- **DIRECTIVE**
Restate each of the lines given below, word for word.

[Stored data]
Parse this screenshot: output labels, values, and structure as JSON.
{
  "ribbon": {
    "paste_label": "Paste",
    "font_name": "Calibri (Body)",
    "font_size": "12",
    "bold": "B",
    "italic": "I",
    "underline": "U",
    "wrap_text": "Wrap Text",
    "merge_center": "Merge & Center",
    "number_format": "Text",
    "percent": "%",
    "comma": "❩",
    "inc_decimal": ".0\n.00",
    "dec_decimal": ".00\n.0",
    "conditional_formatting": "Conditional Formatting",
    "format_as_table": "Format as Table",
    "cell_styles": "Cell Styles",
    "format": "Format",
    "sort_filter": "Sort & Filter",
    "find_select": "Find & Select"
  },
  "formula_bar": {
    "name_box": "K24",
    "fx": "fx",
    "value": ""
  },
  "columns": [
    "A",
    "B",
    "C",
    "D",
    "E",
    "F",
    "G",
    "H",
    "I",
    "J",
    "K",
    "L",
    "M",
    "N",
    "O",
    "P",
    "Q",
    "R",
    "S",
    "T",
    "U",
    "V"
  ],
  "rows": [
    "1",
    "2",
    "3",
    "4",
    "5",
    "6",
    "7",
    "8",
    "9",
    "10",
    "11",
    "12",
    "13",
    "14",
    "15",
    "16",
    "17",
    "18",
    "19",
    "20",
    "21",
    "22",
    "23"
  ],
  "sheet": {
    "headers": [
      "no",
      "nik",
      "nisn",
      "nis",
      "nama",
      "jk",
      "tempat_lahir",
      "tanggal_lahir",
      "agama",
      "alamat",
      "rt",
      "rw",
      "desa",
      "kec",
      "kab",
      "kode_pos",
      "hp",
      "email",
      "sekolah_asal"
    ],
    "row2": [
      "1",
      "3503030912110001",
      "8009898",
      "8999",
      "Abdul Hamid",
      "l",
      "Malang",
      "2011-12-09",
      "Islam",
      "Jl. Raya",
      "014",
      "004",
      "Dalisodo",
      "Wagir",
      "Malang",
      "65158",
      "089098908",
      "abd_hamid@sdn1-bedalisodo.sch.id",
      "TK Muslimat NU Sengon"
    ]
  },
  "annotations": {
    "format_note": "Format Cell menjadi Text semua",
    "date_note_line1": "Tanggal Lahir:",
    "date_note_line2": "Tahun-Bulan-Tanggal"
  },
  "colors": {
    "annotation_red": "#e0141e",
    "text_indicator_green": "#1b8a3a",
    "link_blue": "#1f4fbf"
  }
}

- **COMPLETED TASK**
Parse this screenshot: output labels, values, and structure as JSON.
{
  "ribbon": {
    "paste_label": "Paste",
    "font_name": "Calibri (Body)",
    "font_size": "12",
    "bold": "B",
    "italic": "I",
    "underline": "U",
    "wrap_text": "Wrap Text",
    "merge_center": "Merge & Center",
    "number_format": "Text",
    "percent": "%",
    "comma": "❩",
    "inc_decimal": ".0\n.00",
    "dec_decimal": ".00\n.0",
    "conditional_formatting": "Conditional Formatting",
    "format_as_table": "Format as Table",
    "cell_styles": "Cell Styles",
    "format": "Format",
    "sort_filter": "Sort & Filter",
    "find_select": "Find & Select"
  },
  "formula_bar": {
    "name_box": "K24",
    "fx": "fx",
    "value": ""
  },
  "columns": [
    "A",
    "B",
    "C",
    "D",
    "E",
    "F",
    "G",
    "H",
    "I",
    "J",
    "K",
    "L",
    "M",
    "N",
    "O",
    "P",
    "Q",
    "R",
    "S",
    "T",
    "U",
    "V"
  ],
  "rows": [
    "1",
    "2",
    "3",
    "4",
    "5",
    "6",
    "7",
    "8",
    "9",
    "10",
    "11",
    "12",
    "13",
    "14",
    "15",
    "16",
    "17",
    "18",
    "19",
    "20",
    "21",
    "22",
    "23"
  ],
  "sheet": {
    "headers": [
      "no",
      "nik",
      "nisn",
      "nis",
      "nama",
      "jk",
      "tempat_lahir",
      "tanggal_lahir",
      "agama",
      "alamat",
      "rt",
      "rw",
      "desa",
      "kec",
      "kab",
      "kode_pos",
      "hp",
      "email",
      "sekolah_asal"
    ],
    "row2": [
      "1",
      "3503030912110001",
      "8009898",
      "8999",
      "Abdul Hamid",
      "l",
      "Malang",
      "2011-12-09",
      "Islam",
      "Jl. Raya",
      "014",
      "004",
      "Dalisodo",
      "Wagir",
      "Malang",
      "65158",
      "089098908",
      "abd_hamid@sdn1-bedalisodo.sch.id",
      "TK Muslimat NU Sengon"
    ]
  },
  "annotations": {
    "format_note": "Format Cell menjadi Text semua",
    "date_note_line1": "Tanggal Lahir:",
    "date_note_line2": "Tahun-Bulan-Tanggal"
  },
  "colors": {
    "annotation_red": "#e0141e",
    "text_indicator_green": "#1b8a3a",
    "link_blue": "#1f4fbf"
  }
}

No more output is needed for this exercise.